Repeat the listing in full, preserving every character.

* [Rows]
__________________________________________________

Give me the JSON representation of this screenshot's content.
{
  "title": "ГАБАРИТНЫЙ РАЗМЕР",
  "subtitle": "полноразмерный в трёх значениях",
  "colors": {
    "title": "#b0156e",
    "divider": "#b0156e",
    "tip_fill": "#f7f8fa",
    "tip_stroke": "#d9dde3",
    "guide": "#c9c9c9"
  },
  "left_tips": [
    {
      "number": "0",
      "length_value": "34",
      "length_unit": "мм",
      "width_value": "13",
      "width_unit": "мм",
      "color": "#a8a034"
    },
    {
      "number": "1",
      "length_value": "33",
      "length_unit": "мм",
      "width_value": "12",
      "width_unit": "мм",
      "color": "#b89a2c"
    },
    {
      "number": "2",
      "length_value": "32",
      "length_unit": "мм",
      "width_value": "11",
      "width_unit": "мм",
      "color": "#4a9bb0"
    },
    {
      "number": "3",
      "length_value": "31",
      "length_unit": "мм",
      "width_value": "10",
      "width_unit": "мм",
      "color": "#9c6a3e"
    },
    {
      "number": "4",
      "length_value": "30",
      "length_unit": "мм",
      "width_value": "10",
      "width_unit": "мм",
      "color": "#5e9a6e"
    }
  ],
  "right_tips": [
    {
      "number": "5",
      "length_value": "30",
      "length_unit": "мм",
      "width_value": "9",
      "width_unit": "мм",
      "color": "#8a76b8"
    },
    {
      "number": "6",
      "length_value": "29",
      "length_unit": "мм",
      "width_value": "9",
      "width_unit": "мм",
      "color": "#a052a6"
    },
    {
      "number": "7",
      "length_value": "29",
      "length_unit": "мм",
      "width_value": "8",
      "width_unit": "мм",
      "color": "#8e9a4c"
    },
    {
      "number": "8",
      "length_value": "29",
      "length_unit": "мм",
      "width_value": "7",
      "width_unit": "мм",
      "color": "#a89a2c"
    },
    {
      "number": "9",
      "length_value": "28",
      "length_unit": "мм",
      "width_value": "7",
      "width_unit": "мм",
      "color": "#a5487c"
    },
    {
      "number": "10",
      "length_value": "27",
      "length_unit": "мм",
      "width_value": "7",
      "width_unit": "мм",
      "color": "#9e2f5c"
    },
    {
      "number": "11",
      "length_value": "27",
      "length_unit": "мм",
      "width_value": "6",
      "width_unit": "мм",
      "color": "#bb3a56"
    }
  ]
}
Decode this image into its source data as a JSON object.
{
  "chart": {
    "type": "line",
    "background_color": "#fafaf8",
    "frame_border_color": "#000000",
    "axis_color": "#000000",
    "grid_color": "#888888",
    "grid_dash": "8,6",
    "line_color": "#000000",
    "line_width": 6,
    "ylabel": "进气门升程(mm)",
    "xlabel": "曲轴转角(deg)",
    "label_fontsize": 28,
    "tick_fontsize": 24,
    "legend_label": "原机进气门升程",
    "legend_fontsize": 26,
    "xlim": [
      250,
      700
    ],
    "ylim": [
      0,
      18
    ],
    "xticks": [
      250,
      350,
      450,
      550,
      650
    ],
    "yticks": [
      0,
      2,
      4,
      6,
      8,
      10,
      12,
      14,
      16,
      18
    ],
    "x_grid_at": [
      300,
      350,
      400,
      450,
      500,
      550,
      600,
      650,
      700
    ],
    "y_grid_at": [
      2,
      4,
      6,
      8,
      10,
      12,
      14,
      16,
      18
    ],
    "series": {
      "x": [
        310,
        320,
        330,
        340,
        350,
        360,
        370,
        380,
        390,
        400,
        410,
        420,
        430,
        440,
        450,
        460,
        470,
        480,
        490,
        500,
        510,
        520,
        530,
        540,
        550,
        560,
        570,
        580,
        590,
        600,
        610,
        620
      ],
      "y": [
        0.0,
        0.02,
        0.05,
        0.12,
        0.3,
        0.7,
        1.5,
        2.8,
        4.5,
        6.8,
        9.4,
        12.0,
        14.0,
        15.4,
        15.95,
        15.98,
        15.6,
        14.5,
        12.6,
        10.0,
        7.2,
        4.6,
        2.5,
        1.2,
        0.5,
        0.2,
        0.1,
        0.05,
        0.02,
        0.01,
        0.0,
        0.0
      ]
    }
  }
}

__________________________________________________

* [Solution]
Give me the JSON representation of this screenshot's content.
{
  "title": "ГАБАРИТНЫЙ РАЗМЕР",
  "subtitle": "полноразмерный в трёх значениях",
  "colors": {
    "title": "#b0156e",
    "divider": "#b0156e",
    "tip_fill": "#f7f8fa",
    "tip_stroke": "#d9dde3",
    "guide": "#c9c9c9"
  },
  "left_tips": [
    {
      "number": "0",
      "length_value": "34",
      "length_unit": "мм",
      "width_value": "13",
      "width_unit": "мм",
      "color": "#a8a034"
    },
    {
      "number": "1",
      "length_value": "33",
      "length_unit": "мм",
      "width_value": "12",
      "width_unit": "мм",
      "color": "#b89a2c"
    },
    {
      "number": "2",
      "length_value": "32",
      "length_unit": "мм",
      "width_value": "11",
      "width_unit": "мм",
      "color": "#4a9bb0"
    },
    {
      "number": "3",
      "length_value": "31",
      "length_unit": "мм",
      "width_value": "10",
      "width_unit": "мм",
      "color": "#9c6a3e"
    },
    {
      "number": "4",
      "length_value": "30",
      "length_unit": "мм",
      "width_value": "10",
      "width_unit": "мм",
      "color": "#5e9a6e"
    }
  ],
  "right_tips": [
    {
      "number": "5",
      "length_value": "30",
      "length_unit": "мм",
      "width_value": "9",
      "width_unit": "мм",
      "color": "#8a76b8"
    },
    {
      "number": "6",
      "length_value": "29",
      "length_unit": "мм",
      "width_value": "9",
      "width_unit": "мм",
      "color": "#a052a6"
    },
    {
      "number": "7",
      "length_value": "29",
      "length_unit": "мм",
      "width_value": "8",
      "width_unit": "мм",
      "color": "#8e9a4c"
    },
    {
      "number": "8",
      "length_value": "29",
      "length_unit": "мм",
      "width_value": "7",
      "width_unit": "мм",
      "color": "#a89a2c"
    },
    {
      "number": "9",
      "length_value": "28",
      "length_unit": "мм",
      "width_value": "7",
      "width_unit": "мм",
      "color": "#a5487c"
    },
    {
      "number": "10",
      "length_value": "27",
      "length_unit": "мм",
      "width_value": "7",
      "width_unit": "мм",
      "color": "#9e2f5c"
    },
    {
      "number": "11",
      "length_value": "27",
      "length_unit": "мм",
      "width_value": "6",
      "width_unit": "мм",
      "color": "#bb3a56"
    }
  ]
}
Decode this image into its source data as a JSON object.
{
  "chart": {
    "type": "line",
    "background_color": "#fafaf8",
    "frame_border_color": "#000000",
    "axis_color": "#000000",
    "grid_color": "#888888",
    "grid_dash": "8,6",
    "line_color": "#000000",
    "line_width": 6,
    "ylabel": "进气门升程(mm)",
    "xlabel": "曲轴转角(deg)",
    "label_fontsize": 28,
    "tick_fontsize": 24,
    "legend_label": "原机进气门升程",
    "legend_fontsize": 26,
    "xlim": [
      250,
      700
    ],
    "ylim": [
      0,
      18
    ],
    "xticks": [
      250,
      350,
      450,
      550,
      650
    ],
    "yticks": [
      0,
      2,
      4,
      6,
      8,
      10,
      12,
      14,
      16,
      18
    ],
    "x_grid_at": [
      300,
      350,
      400,
      450,
      500,
      550,
      600,
      650,
      700
    ],
    "y_grid_at": [
      2,
      4,
      6,
      8,
      10,
      12,
      14,
      16,
      18
    ],
    "series": {
      "x": [
        310,
        320,
        330,
        340,
        350,
        360,
        370,
        380,
        390,
        400,
        410,
        420,
        430,
        440,
        450,
        460,
        470,
        480,
        490,
        500,
        510,
        520,
        530,
        540,
        550,
        560,
        570,
        580,
        590,
        600,
        610,
        620
      ],
      "y": [
        0.0,
        0.02,
        0.05,
        0.12,
        0.3,
        0.7,
        1.5,
        2.8,
        4.5,
        6.8,
        9.4,
        12.0,
        14.0,
        15.4,
        15.95,
        15.98,
        15.6,
        14.5,
        12.6,
        10.0,
        7.2,
        4.6,
        2.5,
        1.2,
        0.5,
        0.2,
        0.1,
        0.05,
        0.02,
        0.01,
        0.0,
        0.0
      ]
    }
  }
}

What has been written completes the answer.